Required task: Return the listing below verbatim. Pictures do not belong in the copy.

Records:

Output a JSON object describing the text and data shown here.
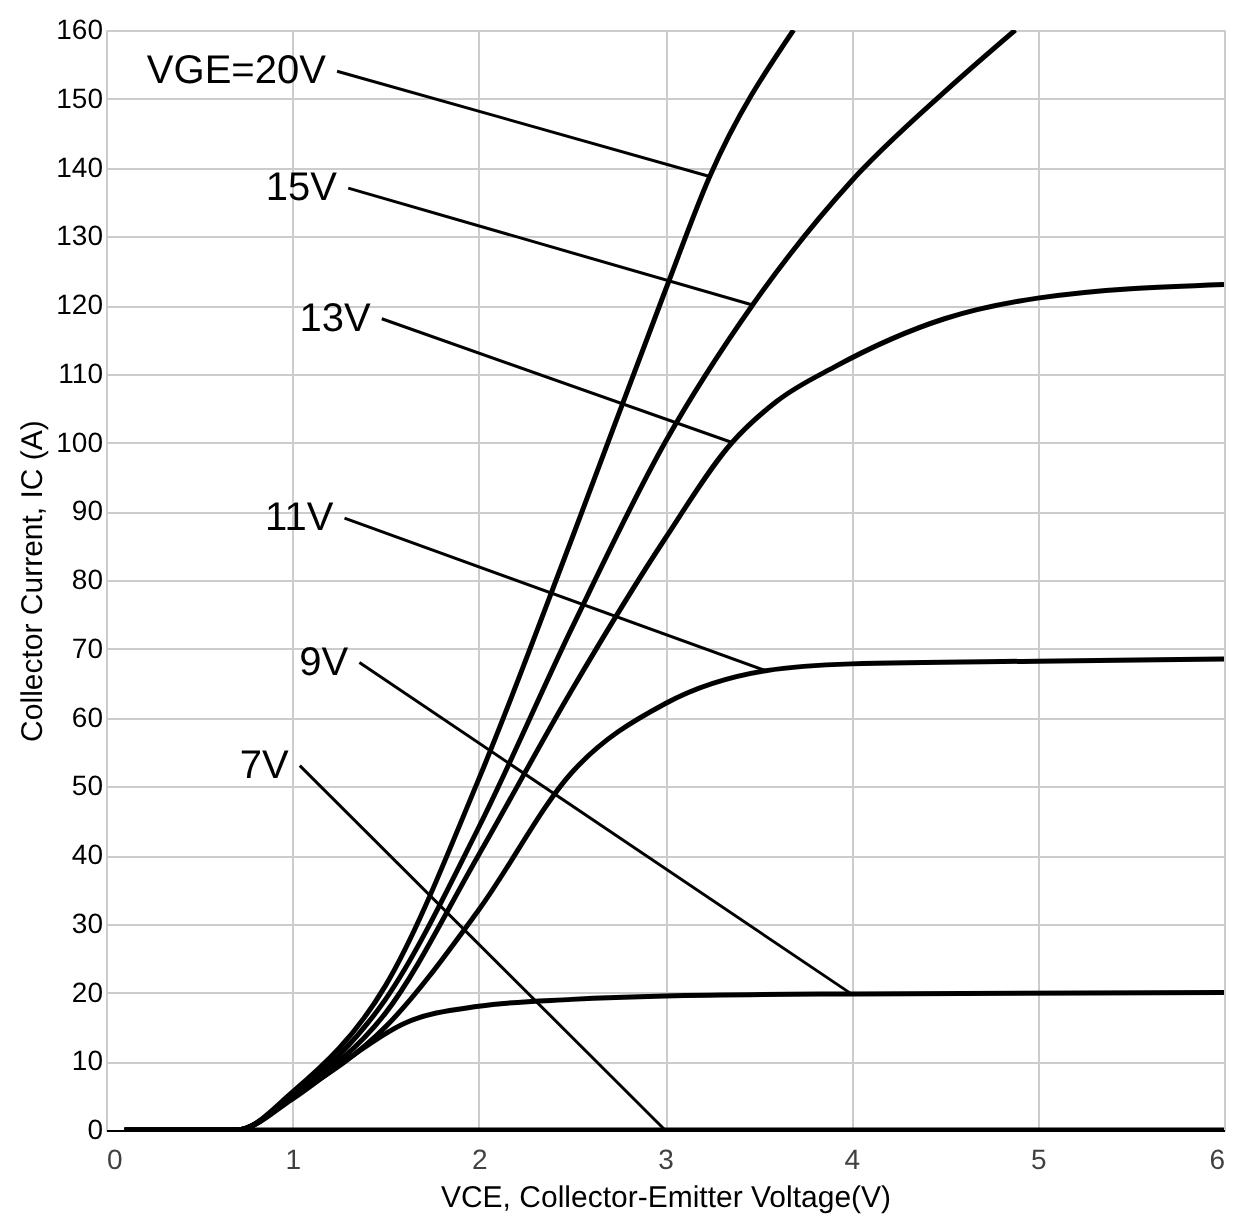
{
  "chart_data": {
    "type": "line",
    "xlabel": "VCE, Collector-Emitter Voltage(V)",
    "ylabel": "Collector Current, IC (A)",
    "xlim": [
      0,
      6
    ],
    "xticks": [
      0,
      1,
      2,
      3,
      4,
      5,
      6
    ],
    "ylim": [
      0,
      160
    ],
    "yticks": [
      0,
      10,
      20,
      30,
      40,
      50,
      60,
      70,
      80,
      90,
      100,
      110,
      120,
      130,
      140,
      150,
      160
    ],
    "grid": true,
    "marker": "none",
    "line_style": "solid",
    "series": [
      {
        "color": "#000000",
        "x": [
          0.1,
          0.7,
          1,
          1.5,
          2,
          2.5,
          3,
          3.24,
          3.69
        ],
        "values": [
          0,
          0,
          5.5,
          21,
          51,
          86,
          122,
          138.7,
          160
        ]
      },
      {
        "color": "#000000",
        "x": [
          0.1,
          0.7,
          1,
          1.5,
          2,
          2.5,
          3,
          3.47,
          4,
          4.5,
          4.88
        ],
        "values": [
          0,
          0,
          5,
          19,
          44,
          73,
          100,
          120,
          138,
          151,
          160
        ]
      },
      {
        "color": "#000000",
        "x": [
          0.1,
          0.7,
          1,
          1.5,
          2,
          2.5,
          3,
          3.36,
          3.6,
          3.91,
          4.5,
          5,
          6
        ],
        "values": [
          0,
          0,
          5,
          17,
          40,
          64,
          86,
          100,
          106,
          111,
          118,
          121,
          123
        ]
      },
      {
        "color": "#000000",
        "x": [
          0.1,
          0.7,
          1,
          1.5,
          2,
          2.5,
          3,
          3.54,
          4,
          5,
          6
        ],
        "values": [
          0,
          0,
          4.8,
          15,
          32,
          52,
          62,
          66.8,
          67.8,
          68.2,
          68.5
        ]
      },
      {
        "color": "#000000",
        "x": [
          0.1,
          0.7,
          1,
          1.28,
          1.6,
          2,
          2.5,
          3,
          4,
          6
        ],
        "values": [
          0,
          0,
          4.5,
          10,
          15.5,
          18,
          19,
          19.5,
          19.8,
          20
        ]
      },
      {
        "color": "#000000",
        "x": [
          0.1,
          3,
          6
        ],
        "values": [
          0,
          0,
          0
        ]
      }
    ],
    "annotations": [
      {
        "text": "VGE=20V",
        "x": 3.24,
        "y": 138.7
      },
      {
        "text": "15V",
        "x": 3.47,
        "y": 120
      },
      {
        "text": "13V",
        "x": 3.36,
        "y": 100
      },
      {
        "text": "11V",
        "x": 3.54,
        "y": 66.8
      },
      {
        "text": "9V",
        "x": 4,
        "y": 19.8
      },
      {
        "text": "7V",
        "x": 3,
        "y": 0
      }
    ]
  }
}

Solution for this task:
Output a JSON object describing the text and data shown here.
{
  "chart_data": {
    "type": "line",
    "xlabel": "VCE, Collector-Emitter Voltage(V)",
    "ylabel": "Collector Current, IC (A)",
    "xlim": [
      0,
      6
    ],
    "xticks": [
      0,
      1,
      2,
      3,
      4,
      5,
      6
    ],
    "ylim": [
      0,
      160
    ],
    "yticks": [
      0,
      10,
      20,
      30,
      40,
      50,
      60,
      70,
      80,
      90,
      100,
      110,
      120,
      130,
      140,
      150,
      160
    ],
    "grid": true,
    "marker": "none",
    "line_style": "solid",
    "series": [
      {
        "color": "#000000",
        "x": [
          0.1,
          0.7,
          1,
          1.5,
          2,
          2.5,
          3,
          3.24,
          3.69
        ],
        "values": [
          0,
          0,
          5.5,
          21,
          51,
          86,
          122,
          138.7,
          160
        ]
      },
      {
        "color": "#000000",
        "x": [
          0.1,
          0.7,
          1,
          1.5,
          2,
          2.5,
          3,
          3.47,
          4,
          4.5,
          4.88
        ],
        "values": [
          0,
          0,
          5,
          19,
          44,
          73,
          100,
          120,
          138,
          151,
          160
        ]
      },
      {
        "color": "#000000",
        "x": [
          0.1,
          0.7,
          1,
          1.5,
          2,
          2.5,
          3,
          3.36,
          3.6,
          3.91,
          4.5,
          5,
          6
        ],
        "values": [
          0,
          0,
          5,
          17,
          40,
          64,
          86,
          100,
          106,
          111,
          118,
          121,
          123
        ]
      },
      {
        "color": "#000000",
        "x": [
          0.1,
          0.7,
          1,
          1.5,
          2,
          2.5,
          3,
          3.54,
          4,
          5,
          6
        ],
        "values": [
          0,
          0,
          4.8,
          15,
          32,
          52,
          62,
          66.8,
          67.8,
          68.2,
          68.5
        ]
      },
      {
        "color": "#000000",
        "x": [
          0.1,
          0.7,
          1,
          1.28,
          1.6,
          2,
          2.5,
          3,
          4,
          6
        ],
        "values": [
          0,
          0,
          4.5,
          10,
          15.5,
          18,
          19,
          19.5,
          19.8,
          20
        ]
      },
      {
        "color": "#000000",
        "x": [
          0.1,
          3,
          6
        ],
        "values": [
          0,
          0,
          0
        ]
      }
    ],
    "annotations": [
      {
        "text": "VGE=20V",
        "x": 3.24,
        "y": 138.7
      },
      {
        "text": "15V",
        "x": 3.47,
        "y": 120
      },
      {
        "text": "13V",
        "x": 3.36,
        "y": 100
      },
      {
        "text": "11V",
        "x": 3.54,
        "y": 66.8
      },
      {
        "text": "9V",
        "x": 4,
        "y": 19.8
      },
      {
        "text": "7V",
        "x": 3,
        "y": 0
      }
    ]
  }
}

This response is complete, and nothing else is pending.